ENTRIES SUPPLIED:
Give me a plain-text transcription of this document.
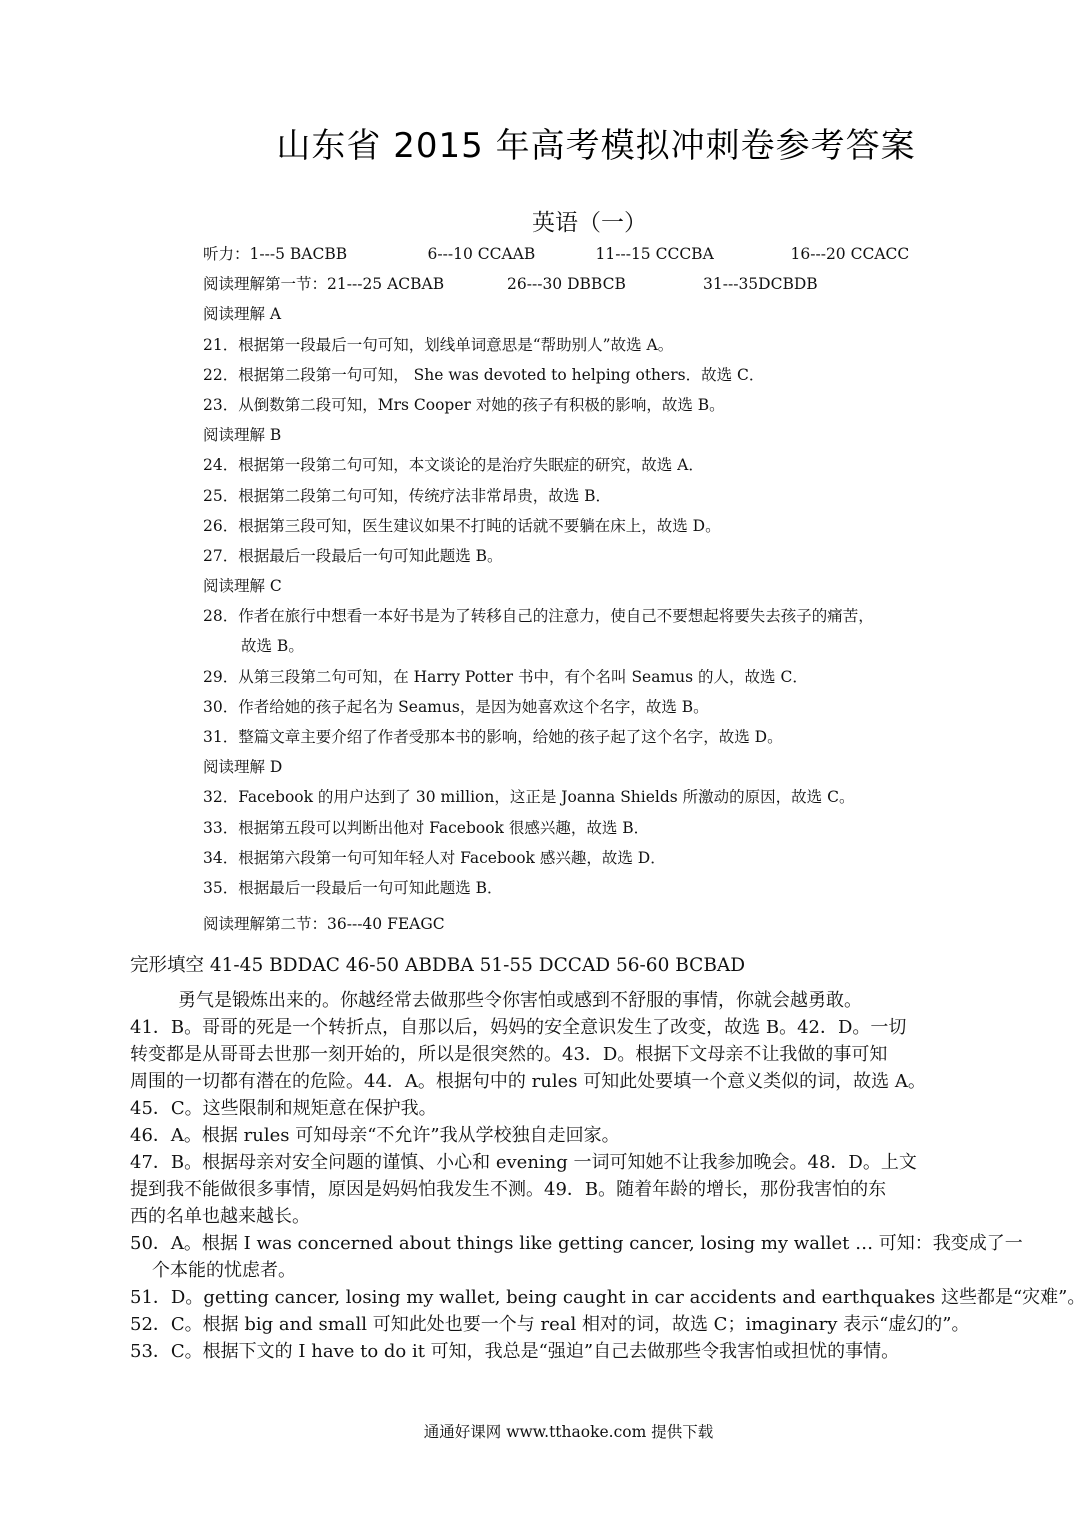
山东省 2015 年高考模拟冲刺卷参考答案
英语（一）
听力：1---5 BACBB	6---10 CCAAB	11---15 CCCBA	16---20 CCACC
阅读理解第一节：21---25 ACBAB	26---30 DBBCB	31---35DCBDB
阅读理解 A
21．根据第一段最后一句可知，划线单词意思是“帮助别人”故选 A。
22．根据第二段第一句可知， She was devoted to helping others．故选 C．
23．从倒数第二段可知，Mrs Cooper 对她的孩子有积极的影响，故选 B。
阅读理解 B
24．根据第一段第二句可知，本文谈论的是治疗失眠症的研究，故选 A．
25．根据第二段第二句可知，传统疗法非常昂贵，故选 B．
26．根据第三段可知，医生建议如果不打盹的话就不要躺在床上，故选 D。
27．根据最后一段最后一句可知此题选 B。
阅读理解 C
28．作者在旅行中想看一本好书是为了转移自己的注意力，使自己不要想起将要失去孩子的痛苦，
故选 B。
29．从第三段第二句可知，在 Harry Potter 书中，有个名叫 Seamus 的人，故选 C．
30．作者给她的孩子起名为 Seamus，是因为她喜欢这个名字，故选 B。
31．整篇文章主要介绍了作者受那本书的影响，给她的孩子起了这个名字，故选 D。
阅读理解 D
32．Facebook 的用户达到了 30 million，这正是 Joanna Shields 所激动的原因，故选 C。
33．根据第五段可以判断出他对 Facebook 很感兴趣，故选 B．
34．根据第六段第一句可知年轻人对 Facebook 感兴趣，故选 D．
35．根据最后一段最后一句可知此题选 B．
阅读理解第二节：36---40 FEAGC
完形填空 41-45 BDDAC 46-50 ABDBA 51-55 DCCAD 56-60 BCBAD
勇气是锻炼出来的。你越经常去做那些令你害怕或感到不舒服的事情，你就会越勇敢。
41．B。哥哥的死是一个转折点，自那以后，妈妈的安全意识发生了改变，故选 B。42．D。一切
转变都是从哥哥去世那一刻开始的，所以是很突然的。43．D。根据下文母亲不让我做的事可知
周围的一切都有潜在的危险。44．A。根据句中的 rules 可知此处要填一个意义类似的词，故选 A。
45．C。这些限制和规矩意在保护我。
46．A。根据 rules 可知母亲“不允许”我从学校独自走回家。
47．B。根据母亲对安全问题的谨慎、小心和 evening 一词可知她不让我参加晚会。48．D。上文
提到我不能做很多事情，原因是妈妈怕我发生不测。49．B。随着年龄的增长，那份我害怕的东
西的名单也越来越长。
50．A。根据 I was concerned about things like getting cancer, losing my wallet … 可知：我变成了一
个本能的忧虑者。
51．D。getting cancer, losing my wallet, being caught in car accidents and earthquakes 这些都是“灾难”。
52．C。根据 big and small 可知此处也要一个与 real 相对的词，故选 C；imaginary 表示“虚幻的”。
53．C。根据下文的 I have to do it 可知，我总是“强迫”自己去做那些令我害怕或担忧的事情。
通通好课网 www.tthaoke.com 提供下载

PROBLEM REQUIREMENTS:
Set out every line from the material that contains the string "cancer".

SOLVED PROBLEM:
50．A。根据 I was concerned about things like getting cancer, losing my wallet … 可知：我变成了一
51．D。getting cancer, losing my wallet, being caught in car accidents and earthquakes 这些都是“灾难”。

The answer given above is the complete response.